- Born: September 15, 1919
- Died: September 3, 2003 (aged 83)
- Occupation: Author
- Spouse: Marianne Hiller
- Children: Frank Kingston Smith; Doug; Greg;
- Writing career
- Years active: 1957–2003
- Notable work: Week-end Pilot

= Frank Kingston Smith Sr. =

Frank Kingston Smith Sr. (1919-2003) was a criminal attorney in Philadelphia, Pennsylvania, but is best known as the author of several books and articles on aviation. His first book, Week-end Pilot, helped to bring the joys of flying to the attention of the general public. His eldest son, Frank Kingston Smith is a well-known radio personality and is an aviation enthusiast himself.

Record list
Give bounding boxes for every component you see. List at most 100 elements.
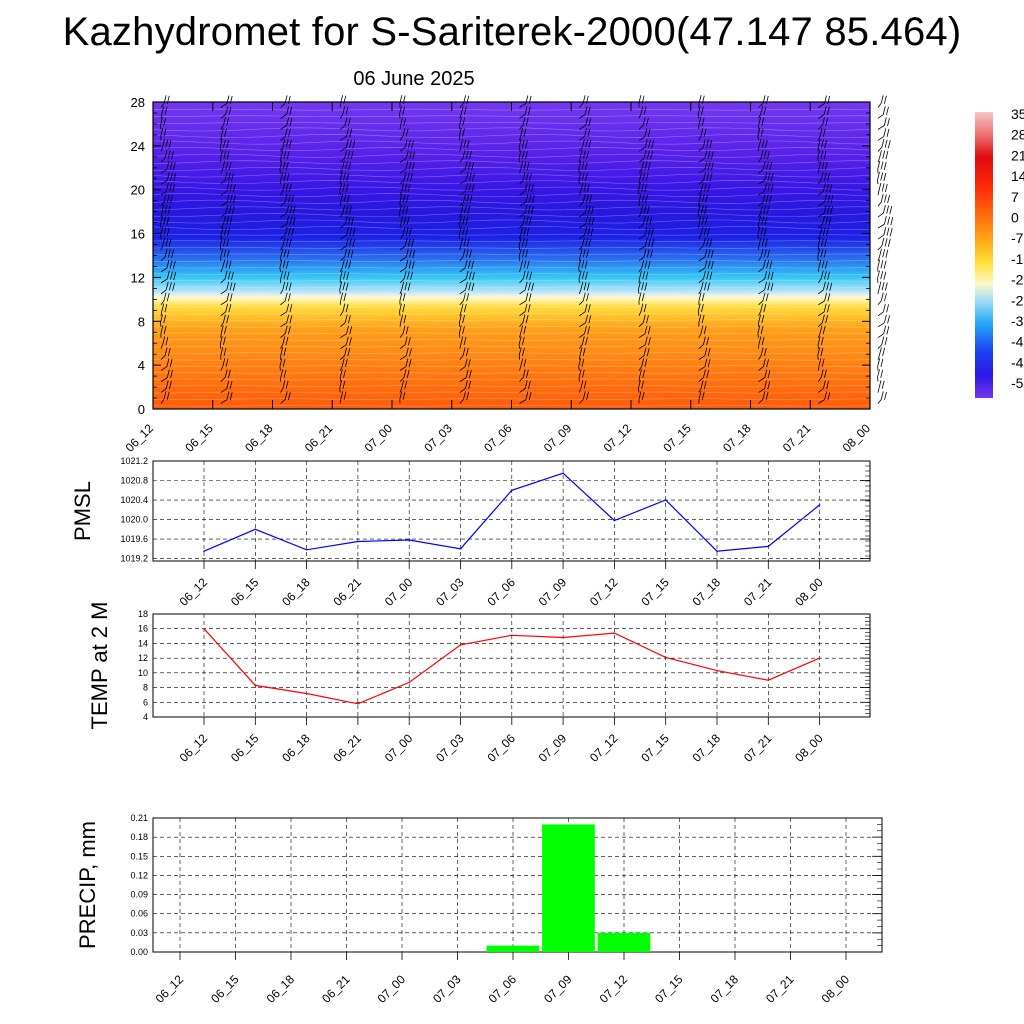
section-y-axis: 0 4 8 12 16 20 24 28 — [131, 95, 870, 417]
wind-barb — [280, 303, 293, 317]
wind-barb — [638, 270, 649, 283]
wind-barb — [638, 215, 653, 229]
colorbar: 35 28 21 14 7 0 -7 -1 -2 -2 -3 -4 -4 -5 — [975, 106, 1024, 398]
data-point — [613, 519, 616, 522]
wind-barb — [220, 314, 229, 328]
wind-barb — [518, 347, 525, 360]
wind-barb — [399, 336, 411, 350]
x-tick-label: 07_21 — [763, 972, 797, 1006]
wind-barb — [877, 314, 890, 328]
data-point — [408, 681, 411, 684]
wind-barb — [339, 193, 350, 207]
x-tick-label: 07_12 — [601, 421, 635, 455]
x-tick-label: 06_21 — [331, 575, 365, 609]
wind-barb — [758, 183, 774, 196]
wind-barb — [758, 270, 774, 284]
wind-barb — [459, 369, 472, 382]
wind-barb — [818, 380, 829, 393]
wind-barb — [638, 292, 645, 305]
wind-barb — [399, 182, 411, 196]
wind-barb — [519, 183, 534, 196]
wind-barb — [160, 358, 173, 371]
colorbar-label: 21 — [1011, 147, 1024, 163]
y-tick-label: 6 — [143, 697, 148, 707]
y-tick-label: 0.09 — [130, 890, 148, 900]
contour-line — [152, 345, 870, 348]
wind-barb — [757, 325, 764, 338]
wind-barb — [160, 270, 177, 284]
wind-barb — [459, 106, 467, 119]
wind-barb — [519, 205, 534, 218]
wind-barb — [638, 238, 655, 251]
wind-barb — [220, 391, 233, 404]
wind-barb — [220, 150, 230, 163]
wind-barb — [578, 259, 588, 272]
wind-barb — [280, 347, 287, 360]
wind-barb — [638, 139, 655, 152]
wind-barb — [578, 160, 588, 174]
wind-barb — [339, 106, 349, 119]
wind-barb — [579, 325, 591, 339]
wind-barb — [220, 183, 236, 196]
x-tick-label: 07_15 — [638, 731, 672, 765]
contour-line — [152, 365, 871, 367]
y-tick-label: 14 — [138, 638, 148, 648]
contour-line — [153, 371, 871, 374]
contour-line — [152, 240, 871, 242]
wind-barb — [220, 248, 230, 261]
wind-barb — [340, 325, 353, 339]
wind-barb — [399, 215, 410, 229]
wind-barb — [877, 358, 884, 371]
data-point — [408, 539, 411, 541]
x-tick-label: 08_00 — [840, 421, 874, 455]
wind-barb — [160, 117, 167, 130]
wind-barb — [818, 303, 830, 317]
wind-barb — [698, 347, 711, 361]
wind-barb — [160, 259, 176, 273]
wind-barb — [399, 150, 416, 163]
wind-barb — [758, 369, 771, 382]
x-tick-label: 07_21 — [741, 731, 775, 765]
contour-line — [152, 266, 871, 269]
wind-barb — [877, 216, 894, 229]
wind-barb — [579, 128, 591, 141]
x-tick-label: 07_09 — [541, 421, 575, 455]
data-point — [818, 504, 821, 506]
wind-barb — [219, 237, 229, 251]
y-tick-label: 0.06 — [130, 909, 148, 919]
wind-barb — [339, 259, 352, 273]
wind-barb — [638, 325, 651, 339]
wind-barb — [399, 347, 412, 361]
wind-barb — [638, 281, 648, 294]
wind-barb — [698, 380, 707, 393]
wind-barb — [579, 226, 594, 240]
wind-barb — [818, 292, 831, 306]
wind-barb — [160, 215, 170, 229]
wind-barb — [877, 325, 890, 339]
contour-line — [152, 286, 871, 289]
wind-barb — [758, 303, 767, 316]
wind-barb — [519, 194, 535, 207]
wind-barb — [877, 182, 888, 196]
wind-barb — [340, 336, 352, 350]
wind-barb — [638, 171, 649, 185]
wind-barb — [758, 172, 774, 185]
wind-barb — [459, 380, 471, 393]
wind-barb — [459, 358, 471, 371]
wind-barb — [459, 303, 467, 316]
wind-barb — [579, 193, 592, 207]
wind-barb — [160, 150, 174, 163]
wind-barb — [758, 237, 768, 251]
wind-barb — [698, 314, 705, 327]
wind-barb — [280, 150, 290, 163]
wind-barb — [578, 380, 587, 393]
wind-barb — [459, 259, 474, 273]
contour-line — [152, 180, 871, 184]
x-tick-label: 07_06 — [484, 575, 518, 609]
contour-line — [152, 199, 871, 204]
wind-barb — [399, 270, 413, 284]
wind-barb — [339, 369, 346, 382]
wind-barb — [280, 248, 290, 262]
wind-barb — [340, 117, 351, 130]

...

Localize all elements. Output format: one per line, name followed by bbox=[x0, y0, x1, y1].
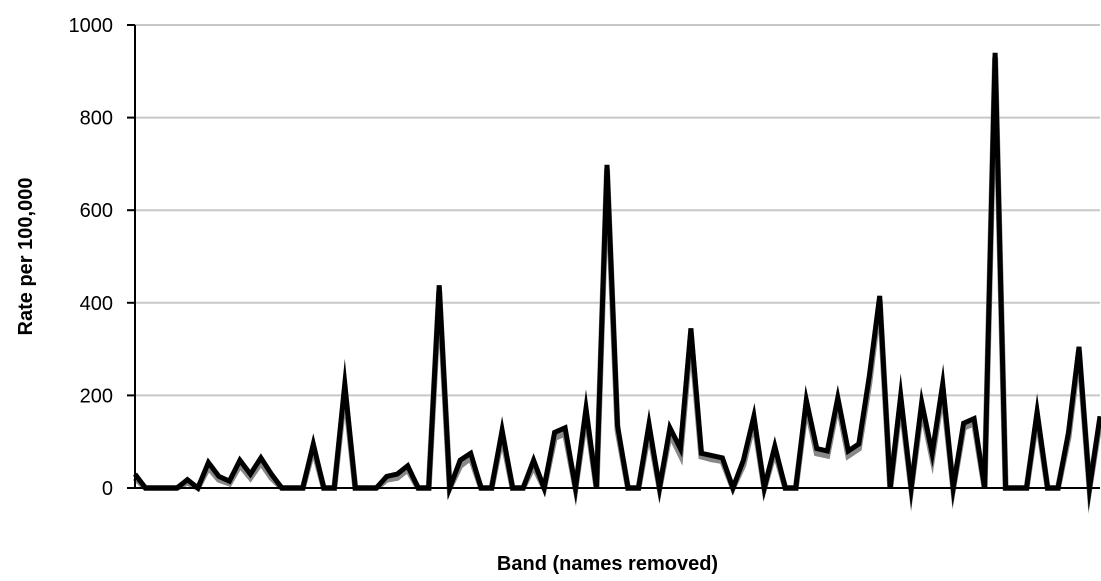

Written task
Pick up the biography of aviation author Frank Kingston Smith Sr. after its final sentence and continue writing it. The records come from a separate source and are unrelated to the biography.

Output for this exercise
==Career==
===Early career===
After serving in World War II in naval intelligence and on a P.T. Boat, Smith graduated from law school, became a criminal trial attorney and later, a partner in a Philadelphia law firm. Smith used the joys of flying as a way to relax from the stresses of his job. Although Smith gave up law in 1965 to become the executive director of the National Aviation Trades Association (NATA), he returned to law ten years later specializing in aviation matters for a Washington, D.C. law firm.

===Pilot===
His first airplane lesson was on June 2, 1955 at Wings Field located in suburban Northwest Philadelphia. Smith was an instrument as well as multi-engine rated pilot with over 10,000 hours of flight time. He finally gave up flying in 1995.

===Author===
Smith was the author of several books and articles on general aviation. His first book, Week-end Pilot, was published in 1957. Throughout the 1960s and 1970s, Smith wrote a column for Flying Magazine as well as articles for AOPA Pilot and Sports Aviation.

As a writer, his output was prolific, writing a total of 16 books and well over 1,000 articles.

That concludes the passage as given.